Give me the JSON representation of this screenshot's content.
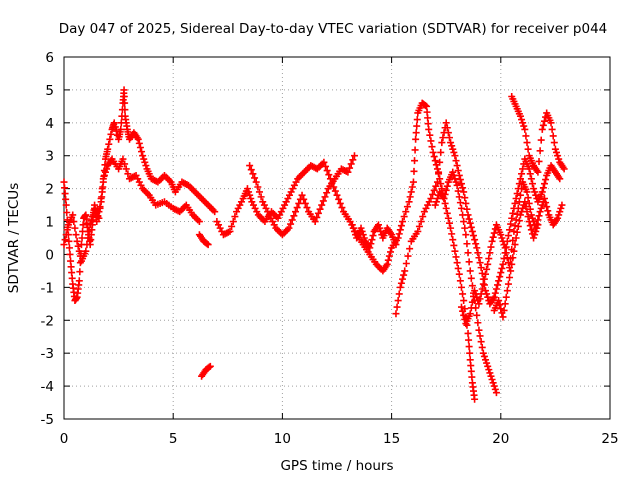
{
  "chart_data": {
    "type": "scatter",
    "title": "Day 047 of 2025, Sidereal Day-to-day VTEC variation (SDTVAR) for receiver p044",
    "xlabel": "GPS time / hours",
    "ylabel": "SDTVAR / TECUs",
    "xlim": [
      0,
      25
    ],
    "ylim": [
      -5,
      6
    ],
    "xticks": [
      "0",
      "5",
      "10",
      "15",
      "20",
      "25"
    ],
    "yticks": [
      "-5",
      "-4",
      "-3",
      "-2",
      "-1",
      "0",
      "1",
      "2",
      "3",
      "4",
      "5",
      "6"
    ],
    "grid": true,
    "marker": "+",
    "marker_color": "#ff0000",
    "series": [
      {
        "name": "trace-1",
        "points": [
          [
            0,
            2.2
          ],
          [
            0.1,
            1.5
          ],
          [
            0.2,
            0.6
          ],
          [
            0.3,
            -0.2
          ],
          [
            0.4,
            -0.9
          ],
          [
            0.5,
            -1.4
          ],
          [
            0.6,
            -1.3
          ],
          [
            0.7,
            -0.8
          ],
          [
            0.8,
            0.3
          ],
          [
            0.9,
            1.1
          ],
          [
            1.0,
            1.2
          ],
          [
            1.1,
            0.7
          ],
          [
            1.2,
            0.3
          ],
          [
            1.3,
            0.9
          ],
          [
            1.4,
            1.5
          ],
          [
            1.5,
            1.0
          ],
          [
            1.7,
            1.6
          ],
          [
            1.8,
            2.2
          ],
          [
            1.9,
            2.9
          ],
          [
            2.0,
            3.2
          ],
          [
            2.2,
            3.8
          ],
          [
            2.3,
            4.0
          ],
          [
            2.5,
            3.5
          ],
          [
            2.6,
            3.8
          ],
          [
            2.7,
            4.6
          ],
          [
            2.75,
            5.0
          ],
          [
            2.8,
            4.2
          ],
          [
            2.9,
            3.8
          ],
          [
            3.0,
            3.5
          ],
          [
            3.2,
            3.7
          ],
          [
            3.4,
            3.5
          ],
          [
            3.6,
            3.0
          ],
          [
            3.8,
            2.6
          ],
          [
            4.0,
            2.3
          ],
          [
            4.3,
            2.2
          ],
          [
            4.6,
            2.4
          ],
          [
            4.9,
            2.2
          ],
          [
            5.1,
            1.9
          ],
          [
            5.4,
            2.2
          ],
          [
            5.7,
            2.1
          ],
          [
            6.0,
            1.9
          ],
          [
            6.3,
            1.7
          ],
          [
            6.6,
            1.5
          ],
          [
            6.9,
            1.3
          ]
        ]
      },
      {
        "name": "trace-2",
        "points": [
          [
            0.0,
            0.3
          ],
          [
            0.2,
            0.9
          ],
          [
            0.4,
            1.2
          ],
          [
            0.6,
            0.4
          ],
          [
            0.8,
            -0.2
          ],
          [
            1.0,
            0.1
          ],
          [
            1.2,
            0.9
          ],
          [
            1.4,
            1.4
          ],
          [
            1.6,
            1.1
          ],
          [
            1.8,
            2.3
          ],
          [
            2.0,
            2.7
          ],
          [
            2.2,
            2.9
          ],
          [
            2.5,
            2.6
          ],
          [
            2.7,
            2.9
          ],
          [
            3.0,
            2.3
          ],
          [
            3.3,
            2.4
          ],
          [
            3.6,
            2.0
          ],
          [
            3.9,
            1.8
          ],
          [
            4.2,
            1.5
          ],
          [
            4.6,
            1.6
          ],
          [
            5.0,
            1.4
          ],
          [
            5.3,
            1.3
          ],
          [
            5.6,
            1.5
          ],
          [
            5.9,
            1.2
          ],
          [
            6.2,
            1.0
          ]
        ]
      },
      {
        "name": "trace-3",
        "points": [
          [
            6.2,
            0.6
          ],
          [
            6.4,
            0.4
          ],
          [
            6.6,
            0.3
          ]
        ]
      },
      {
        "name": "trace-4",
        "points": [
          [
            6.3,
            -3.7
          ],
          [
            6.5,
            -3.5
          ],
          [
            6.7,
            -3.4
          ]
        ]
      },
      {
        "name": "trace-5",
        "points": [
          [
            7.0,
            1.0
          ],
          [
            7.3,
            0.6
          ],
          [
            7.6,
            0.7
          ],
          [
            7.9,
            1.3
          ],
          [
            8.2,
            1.7
          ],
          [
            8.4,
            2.0
          ],
          [
            8.6,
            1.6
          ],
          [
            8.9,
            1.2
          ],
          [
            9.2,
            1.0
          ],
          [
            9.5,
            1.3
          ],
          [
            9.8,
            1.1
          ],
          [
            10.1,
            1.5
          ],
          [
            10.4,
            1.9
          ],
          [
            10.7,
            2.3
          ],
          [
            11.0,
            2.5
          ],
          [
            11.3,
            2.7
          ],
          [
            11.6,
            2.6
          ],
          [
            11.9,
            2.8
          ],
          [
            12.2,
            2.3
          ],
          [
            12.5,
            1.8
          ],
          [
            12.8,
            1.3
          ],
          [
            13.1,
            1.0
          ],
          [
            13.4,
            0.6
          ],
          [
            13.7,
            0.3
          ],
          [
            14.0,
            0.0
          ],
          [
            14.3,
            -0.3
          ],
          [
            14.6,
            -0.5
          ],
          [
            14.8,
            -0.3
          ],
          [
            15.0,
            0.2
          ],
          [
            15.3,
            0.5
          ],
          [
            15.5,
            1.0
          ],
          [
            15.8,
            1.6
          ],
          [
            16.0,
            2.2
          ],
          [
            16.1,
            3.5
          ],
          [
            16.2,
            4.3
          ],
          [
            16.4,
            4.6
          ],
          [
            16.6,
            4.5
          ],
          [
            16.7,
            3.8
          ],
          [
            16.9,
            3.1
          ],
          [
            17.1,
            2.6
          ],
          [
            17.3,
            2.0
          ],
          [
            17.5,
            1.4
          ],
          [
            17.7,
            0.8
          ],
          [
            17.9,
            0.1
          ],
          [
            18.1,
            -0.6
          ],
          [
            18.3,
            -1.4
          ],
          [
            18.5,
            -2.4
          ],
          [
            18.6,
            -3.2
          ],
          [
            18.7,
            -3.9
          ],
          [
            18.8,
            -4.4
          ]
        ]
      },
      {
        "name": "trace-6",
        "points": [
          [
            8.5,
            2.7
          ],
          [
            8.8,
            2.2
          ],
          [
            9.1,
            1.6
          ],
          [
            9.4,
            1.2
          ],
          [
            9.7,
            0.8
          ],
          [
            10.0,
            0.6
          ],
          [
            10.3,
            0.8
          ],
          [
            10.6,
            1.3
          ],
          [
            10.9,
            1.8
          ],
          [
            11.2,
            1.3
          ],
          [
            11.5,
            1.0
          ],
          [
            11.8,
            1.5
          ],
          [
            12.1,
            2.0
          ],
          [
            12.4,
            2.3
          ],
          [
            12.7,
            2.6
          ],
          [
            13.0,
            2.5
          ],
          [
            13.3,
            3.0
          ]
        ]
      },
      {
        "name": "trace-7",
        "points": [
          [
            15.2,
            -1.8
          ],
          [
            15.4,
            -1.0
          ],
          [
            15.6,
            -0.5
          ],
          [
            15.9,
            0.4
          ],
          [
            16.2,
            0.7
          ],
          [
            16.5,
            1.3
          ],
          [
            16.8,
            1.7
          ],
          [
            17.1,
            2.2
          ],
          [
            17.3,
            3.4
          ],
          [
            17.5,
            4.0
          ],
          [
            17.7,
            3.4
          ],
          [
            17.9,
            3.0
          ],
          [
            18.1,
            2.4
          ],
          [
            18.3,
            1.9
          ],
          [
            18.5,
            1.2
          ],
          [
            18.7,
            0.7
          ],
          [
            18.9,
            0.2
          ],
          [
            19.1,
            -0.4
          ],
          [
            19.3,
            -1.1
          ],
          [
            19.5,
            -1.5
          ],
          [
            19.7,
            -1.3
          ],
          [
            19.9,
            -0.8
          ],
          [
            20.1,
            -0.3
          ],
          [
            20.3,
            0.4
          ],
          [
            20.5,
            1.1
          ],
          [
            20.7,
            1.7
          ],
          [
            20.9,
            2.3
          ],
          [
            21.1,
            2.9
          ],
          [
            21.3,
            2.6
          ],
          [
            21.5,
            2.0
          ],
          [
            21.7,
            1.6
          ],
          [
            21.9,
            1.9
          ],
          [
            22.1,
            2.4
          ],
          [
            22.3,
            2.7
          ],
          [
            22.5,
            2.5
          ],
          [
            22.7,
            2.3
          ]
        ]
      },
      {
        "name": "trace-8",
        "points": [
          [
            17.0,
            1.5
          ],
          [
            17.2,
            1.9
          ],
          [
            17.4,
            1.7
          ],
          [
            17.6,
            2.2
          ],
          [
            17.8,
            2.5
          ],
          [
            18.0,
            2.1
          ],
          [
            18.2,
            1.4
          ],
          [
            18.4,
            0.6
          ],
          [
            18.6,
            -0.5
          ],
          [
            18.8,
            -1.4
          ],
          [
            19.0,
            -2.3
          ],
          [
            19.2,
            -3.0
          ],
          [
            19.4,
            -3.4
          ],
          [
            19.6,
            -3.8
          ],
          [
            19.8,
            -4.2
          ]
        ]
      },
      {
        "name": "trace-9",
        "points": [
          [
            18.2,
            -1.6
          ],
          [
            18.4,
            -2.1
          ],
          [
            18.6,
            -1.8
          ],
          [
            18.8,
            -1.1
          ],
          [
            19.0,
            -1.5
          ],
          [
            19.2,
            -0.9
          ],
          [
            19.4,
            -0.3
          ],
          [
            19.6,
            0.4
          ],
          [
            19.8,
            0.9
          ],
          [
            20.0,
            0.6
          ],
          [
            20.2,
            0.2
          ],
          [
            20.4,
            -0.4
          ],
          [
            20.6,
            0.7
          ],
          [
            20.8,
            1.4
          ],
          [
            21.0,
            2.2
          ],
          [
            21.2,
            1.9
          ],
          [
            21.4,
            1.2
          ],
          [
            21.6,
            0.8
          ],
          [
            21.8,
            1.3
          ],
          [
            22.0,
            1.7
          ],
          [
            22.2,
            1.2
          ],
          [
            22.4,
            0.9
          ],
          [
            22.6,
            1.1
          ],
          [
            22.8,
            1.5
          ]
        ]
      },
      {
        "name": "trace-10",
        "points": [
          [
            19.7,
            -1.7
          ],
          [
            19.9,
            -1.4
          ],
          [
            20.1,
            -1.9
          ],
          [
            20.3,
            -1.1
          ],
          [
            20.5,
            -0.3
          ],
          [
            20.7,
            0.5
          ],
          [
            20.9,
            1.2
          ],
          [
            21.1,
            1.6
          ],
          [
            21.3,
            1.0
          ],
          [
            21.5,
            0.5
          ],
          [
            21.7,
            0.9
          ]
        ]
      },
      {
        "name": "trace-11",
        "points": [
          [
            20.5,
            4.8
          ],
          [
            20.7,
            4.5
          ],
          [
            20.9,
            4.2
          ],
          [
            21.1,
            3.8
          ],
          [
            21.3,
            3.0
          ],
          [
            21.5,
            2.7
          ],
          [
            21.7,
            2.5
          ],
          [
            21.9,
            3.8
          ],
          [
            22.1,
            4.3
          ],
          [
            22.3,
            4.0
          ],
          [
            22.5,
            3.2
          ],
          [
            22.7,
            2.8
          ],
          [
            22.9,
            2.6
          ]
        ]
      },
      {
        "name": "trace-12",
        "points": [
          [
            13.2,
            0.9
          ],
          [
            13.4,
            0.5
          ],
          [
            13.6,
            0.8
          ],
          [
            13.8,
            0.4
          ],
          [
            14.0,
            0.2
          ],
          [
            14.2,
            0.7
          ],
          [
            14.4,
            0.9
          ],
          [
            14.6,
            0.5
          ],
          [
            14.8,
            0.8
          ],
          [
            15.0,
            0.6
          ],
          [
            15.2,
            0.3
          ]
        ]
      }
    ]
  }
}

◆ YOUR TASK: Report only how many lines in the records contain the word "name".

◆ RESULT OF THIS EXERCISE: 12